Task instructions:
Give the number of lines in this listing that contain the word "JSON", and nothing else.

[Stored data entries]
· · · · · · ·

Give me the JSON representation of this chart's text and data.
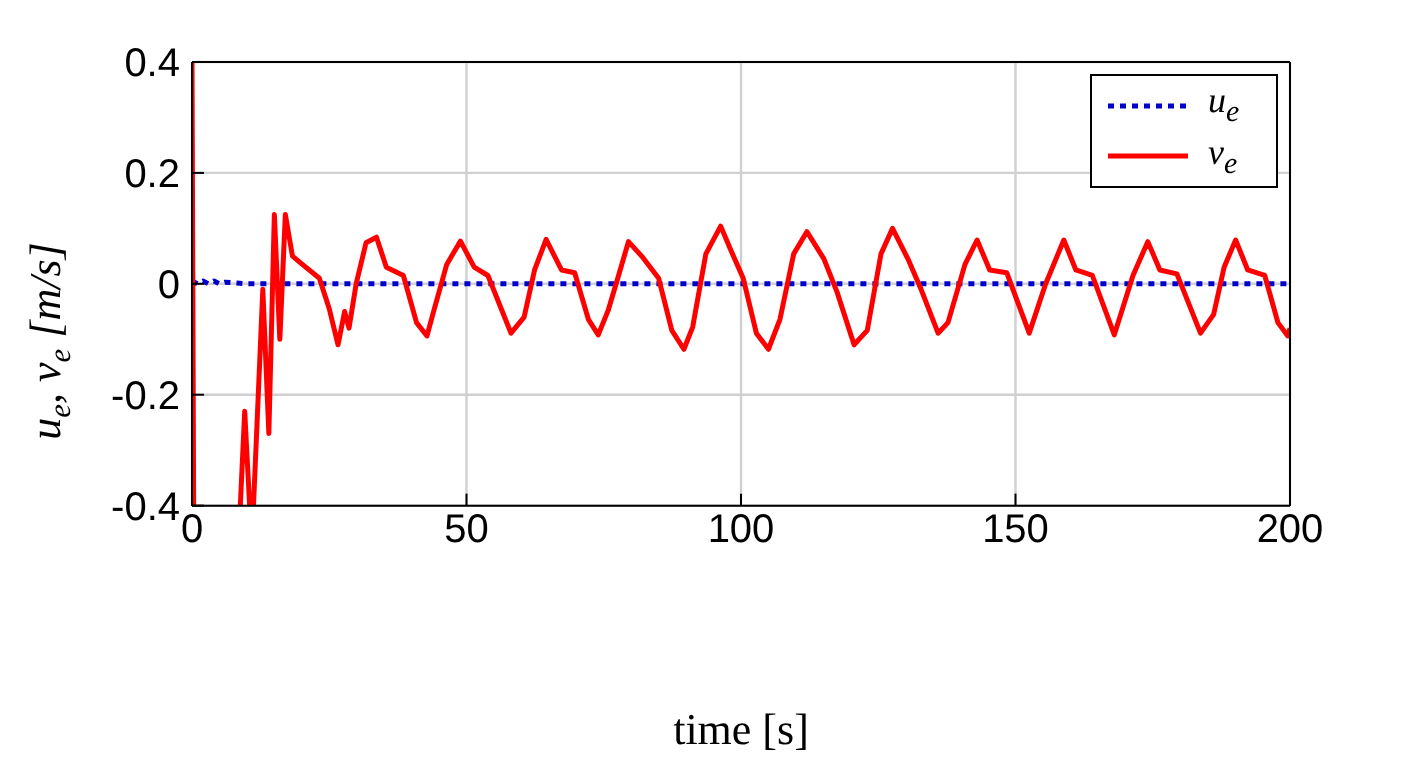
{
  "chart_data": {
    "type": "line",
    "xlabel": "time [s]",
    "ylabel": "u$_{e}$, v$_{e}$ [m/s]",
    "xlim": [
      0,
      200
    ],
    "xticks": [
      0,
      50,
      100,
      150,
      200
    ],
    "ylim": [
      -0.4,
      0.4
    ],
    "yticks": [
      -0.4,
      -0.2,
      0,
      0.2,
      0.4
    ],
    "grid": true,
    "legend": "top right",
    "marker": "none",
    "series": [
      {
        "name": "u$_{e}$",
        "color": "#0000cc",
        "line_style": "dotted",
        "x": [
          0,
          1,
          2,
          3,
          4,
          5,
          6,
          10,
          20,
          40,
          60,
          80,
          100,
          120,
          140,
          160,
          180,
          200
        ],
        "values": [
          0.005,
          0,
          0.005,
          0,
          0.005,
          0,
          0.003,
          0,
          0,
          0,
          0,
          0,
          0,
          0,
          0,
          0,
          0,
          0
        ]
      },
      {
        "name": "v$_{e}$",
        "color": "#ff0000",
        "line_style": "solid",
        "x": [
          0,
          0.3,
          0.4,
          8.8,
          9.6,
          10.5,
          11.2,
          12.9,
          14,
          15,
          16,
          17,
          18.3,
          20.1,
          23.2,
          25,
          26.6,
          27.8,
          28.6,
          29.9,
          31.7,
          33.6,
          35.4,
          38.5,
          40.9,
          42.8,
          44,
          46.4,
          48.9,
          51.4,
          53.9,
          58.1,
          60.5,
          62.4,
          64.5,
          67.3,
          69.7,
          72.2,
          74,
          75.8,
          77.7,
          79.5,
          81.9,
          85,
          87.4,
          89.6,
          91.2,
          93.6,
          96.3,
          98,
          100.4,
          102.8,
          105,
          107.1,
          109.6,
          112,
          115.1,
          117.5,
          120.6,
          123,
          125.5,
          127.6,
          130.4,
          132.8,
          135.9,
          137.7,
          140.8,
          143,
          145.3,
          148.4,
          152.5,
          155.5,
          158.8,
          161,
          164,
          168,
          171.4,
          174.1,
          176.3,
          179.4,
          183.7,
          186.1,
          188,
          190.1,
          192.3,
          195.4,
          197.8,
          199.6,
          200
        ],
        "values": [
          0.4,
          -0.4,
          null,
          -0.4,
          -0.23,
          -0.4,
          -0.4,
          -0.01,
          -0.27,
          0.125,
          -0.1,
          0.125,
          0.05,
          0.035,
          0.01,
          -0.045,
          -0.11,
          -0.05,
          -0.08,
          0,
          0.074,
          0.084,
          0.03,
          0.015,
          -0.07,
          -0.094,
          -0.05,
          0.035,
          0.077,
          0.03,
          0.015,
          -0.089,
          -0.06,
          0.025,
          0.08,
          0.025,
          0.02,
          -0.064,
          -0.092,
          -0.048,
          0.015,
          0.076,
          0.05,
          0.01,
          -0.084,
          -0.118,
          -0.078,
          0.054,
          0.104,
          0.064,
          0.01,
          -0.089,
          -0.118,
          -0.064,
          0.054,
          0.094,
          0.045,
          -0.015,
          -0.11,
          -0.084,
          0.054,
          0.1,
          0.045,
          -0.01,
          -0.089,
          -0.07,
          0.035,
          0.079,
          0.025,
          0.02,
          -0.089,
          0,
          0.079,
          0.025,
          0.015,
          -0.092,
          0.015,
          0.076,
          0.025,
          0.018,
          -0.089,
          -0.055,
          0.03,
          0.079,
          0.025,
          0.015,
          -0.07,
          -0.094,
          -0.08
        ]
      }
    ]
  }
}
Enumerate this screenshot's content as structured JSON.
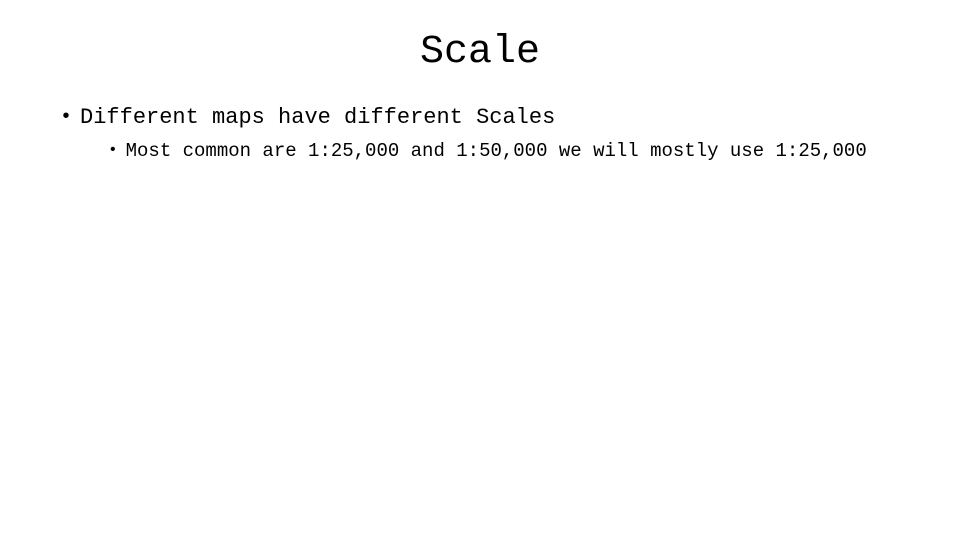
{
  "slide": {
    "title": "Scale",
    "background_color": "#ffffff",
    "text_color": "#000000",
    "font_family": "Courier New",
    "title_fontsize": 40,
    "body_fontsize_l1": 22,
    "body_fontsize_l2": 19,
    "bullets": {
      "level1": {
        "marker": "•",
        "text": "Different maps have different Scales"
      },
      "level2": {
        "marker": "•",
        "text": "Most common are 1:25,000 and 1:50,000 we will mostly use 1:25,000"
      }
    }
  }
}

· · · · · · ·

In response:
2